#### SET PROBLEM:
Repeat all of the data precisely.

━━━━━━━━━━

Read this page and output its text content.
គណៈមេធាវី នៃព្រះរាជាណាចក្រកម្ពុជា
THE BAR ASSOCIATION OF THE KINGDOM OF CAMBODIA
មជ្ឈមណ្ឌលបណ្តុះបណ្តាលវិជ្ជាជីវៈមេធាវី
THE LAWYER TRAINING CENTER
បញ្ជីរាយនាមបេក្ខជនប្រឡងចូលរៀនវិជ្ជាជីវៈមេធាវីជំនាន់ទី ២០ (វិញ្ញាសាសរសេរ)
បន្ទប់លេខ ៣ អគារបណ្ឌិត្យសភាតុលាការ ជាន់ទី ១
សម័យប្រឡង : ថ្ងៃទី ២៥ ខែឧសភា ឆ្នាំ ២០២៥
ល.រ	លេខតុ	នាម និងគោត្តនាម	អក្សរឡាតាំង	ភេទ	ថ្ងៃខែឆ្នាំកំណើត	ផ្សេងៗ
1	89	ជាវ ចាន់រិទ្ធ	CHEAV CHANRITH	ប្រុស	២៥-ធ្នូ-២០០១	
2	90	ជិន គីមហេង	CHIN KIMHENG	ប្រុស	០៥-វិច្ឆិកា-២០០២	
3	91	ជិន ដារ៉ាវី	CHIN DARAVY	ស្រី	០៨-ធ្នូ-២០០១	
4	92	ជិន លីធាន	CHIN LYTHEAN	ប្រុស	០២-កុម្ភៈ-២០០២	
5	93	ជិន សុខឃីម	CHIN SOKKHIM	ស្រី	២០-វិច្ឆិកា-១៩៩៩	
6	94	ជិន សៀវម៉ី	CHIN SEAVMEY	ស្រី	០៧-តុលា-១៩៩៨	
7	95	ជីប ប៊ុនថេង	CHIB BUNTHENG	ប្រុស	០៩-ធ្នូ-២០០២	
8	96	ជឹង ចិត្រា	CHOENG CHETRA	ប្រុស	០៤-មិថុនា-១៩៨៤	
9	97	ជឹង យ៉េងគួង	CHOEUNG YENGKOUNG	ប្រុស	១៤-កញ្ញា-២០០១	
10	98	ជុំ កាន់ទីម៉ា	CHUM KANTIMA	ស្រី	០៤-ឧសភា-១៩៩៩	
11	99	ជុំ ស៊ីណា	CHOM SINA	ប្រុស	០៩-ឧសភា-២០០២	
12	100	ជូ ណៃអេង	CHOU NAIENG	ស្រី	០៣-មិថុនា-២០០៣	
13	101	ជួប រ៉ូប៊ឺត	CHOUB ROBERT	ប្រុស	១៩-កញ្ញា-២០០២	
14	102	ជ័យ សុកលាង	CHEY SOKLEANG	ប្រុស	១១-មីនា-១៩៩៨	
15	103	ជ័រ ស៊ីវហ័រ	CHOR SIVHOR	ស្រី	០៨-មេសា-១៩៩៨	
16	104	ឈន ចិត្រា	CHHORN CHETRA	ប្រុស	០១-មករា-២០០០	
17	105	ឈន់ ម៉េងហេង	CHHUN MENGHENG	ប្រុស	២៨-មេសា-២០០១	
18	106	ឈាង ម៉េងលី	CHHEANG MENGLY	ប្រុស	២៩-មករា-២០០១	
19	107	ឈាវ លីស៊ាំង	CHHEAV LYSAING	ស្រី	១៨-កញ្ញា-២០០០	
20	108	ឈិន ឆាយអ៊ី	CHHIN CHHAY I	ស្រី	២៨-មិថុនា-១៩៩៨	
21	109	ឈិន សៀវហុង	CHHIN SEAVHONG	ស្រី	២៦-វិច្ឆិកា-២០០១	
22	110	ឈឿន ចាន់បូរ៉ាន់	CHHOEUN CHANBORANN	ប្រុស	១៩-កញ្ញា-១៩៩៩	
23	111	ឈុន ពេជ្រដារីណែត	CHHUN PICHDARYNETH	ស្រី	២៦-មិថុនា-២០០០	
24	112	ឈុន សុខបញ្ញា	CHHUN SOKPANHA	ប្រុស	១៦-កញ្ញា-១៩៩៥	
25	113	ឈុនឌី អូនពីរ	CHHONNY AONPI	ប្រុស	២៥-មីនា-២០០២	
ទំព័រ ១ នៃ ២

━━━━━━━━━━

#### IN RESPONSE:
Read this page and output its text content.
គណៈមេធាវី នៃព្រះរាជាណាចក្រកម្ពុជា
THE BAR ASSOCIATION OF THE KINGDOM OF CAMBODIA
មជ្ឈមណ្ឌលបណ្តុះបណ្តាលវិជ្ជាជីវៈមេធាវី
THE LAWYER TRAINING CENTER
បញ្ជីរាយនាមបេក្ខជនប្រឡងចូលរៀនវិជ្ជាជីវៈមេធាវីជំនាន់ទី ២០ (វិញ្ញាសាសរសេរ)
បន្ទប់លេខ ៣ អគារបណ្ឌិត្យសភាតុលាការ ជាន់ទី ១
សម័យប្រឡង : ថ្ងៃទី ២៥ ខែឧសភា ឆ្នាំ ២០២៥
ល.រ	លេខតុ	នាម និងគោត្តនាម	អក្សរឡាតាំង	ភេទ	ថ្ងៃខែឆ្នាំកំណើត	ផ្សេងៗ
1	89	ជាវ ចាន់រិទ្ធ	CHEAV CHANRITH	ប្រុស	២៥-ធ្នូ-២០០១	
2	90	ជិន គីមហេង	CHIN KIMHENG	ប្រុស	០៥-វិច្ឆិកា-២០០២	
3	91	ជិន ដារ៉ាវី	CHIN DARAVY	ស្រី	០៨-ធ្នូ-២០០១	
4	92	ជិន លីធាន	CHIN LYTHEAN	ប្រុស	០២-កុម្ភៈ-២០០២	
5	93	ជិន សុខឃីម	CHIN SOKKHIM	ស្រី	២០-វិច្ឆិកា-១៩៩៩	
6	94	ជិន សៀវម៉ី	CHIN SEAVMEY	ស្រី	០៧-តុលា-១៩៩៨	
7	95	ជីប ប៊ុនថេង	CHIB BUNTHENG	ប្រុស	០៩-ធ្នូ-២០០២	
8	96	ជឹង ចិត្រា	CHOENG CHETRA	ប្រុស	០៤-មិថុនា-១៩៨៤	
9	97	ជឹង យ៉េងគួង	CHOEUNG YENGKOUNG	ប្រុស	១៤-កញ្ញា-២០០១	
10	98	ជុំ កាន់ទីម៉ា	CHUM KANTIMA	ស្រី	០៤-ឧសភា-១៩៩៩	
11	99	ជុំ ស៊ីណា	CHOM SINA	ប្រុស	០៩-ឧសភា-២០០២	
12	100	ជូ ណៃអេង	CHOU NAIENG	ស្រី	០៣-មិថុនា-២០០៣	
13	101	ជួប រ៉ូប៊ឺត	CHOUB ROBERT	ប្រុស	១៩-កញ្ញា-២០០២	
14	102	ជ័យ សុកលាង	CHEY SOKLEANG	ប្រុស	១១-មីនា-១៩៩៨	
15	103	ជ័រ ស៊ីវហ័រ	CHOR SIVHOR	ស្រី	០៨-មេសា-១៩៩៨	
16	104	ឈន ចិត្រា	CHHORN CHETRA	ប្រុស	០១-មករា-២០០០	
17	105	ឈន់ ម៉េងហេង	CHHUN MENGHENG	ប្រុស	២៨-មេសា-២០០១	
18	106	ឈាង ម៉េងលី	CHHEANG MENGLY	ប្រុស	២៩-មករា-២០០១	
19	107	ឈាវ លីស៊ាំង	CHHEAV LYSAING	ស្រី	១៨-កញ្ញា-២០០០	
20	108	ឈិន ឆាយអ៊ី	CHHIN CHHAY I	ស្រី	២៨-មិថុនា-១៩៩៨	
21	109	ឈិន សៀវហុង	CHHIN SEAVHONG	ស្រី	២៦-វិច្ឆិកា-២០០១	
22	110	ឈឿន ចាន់បូរ៉ាន់	CHHOEUN CHANBORANN	ប្រុស	១៩-កញ្ញា-១៩៩៩	
23	111	ឈុន ពេជ្រដារីណែត	CHHUN PICHDARYNETH	ស្រី	២៦-មិថុនា-២០០០	
24	112	ឈុន សុខបញ្ញា	CHHUN SOKPANHA	ប្រុស	១៦-កញ្ញា-១៩៩៥	
25	113	ឈុនឌី អូនពីរ	CHHONNY AONPI	ប្រុស	២៥-មីនា-២០០២	
ទំព័រ ១ នៃ ២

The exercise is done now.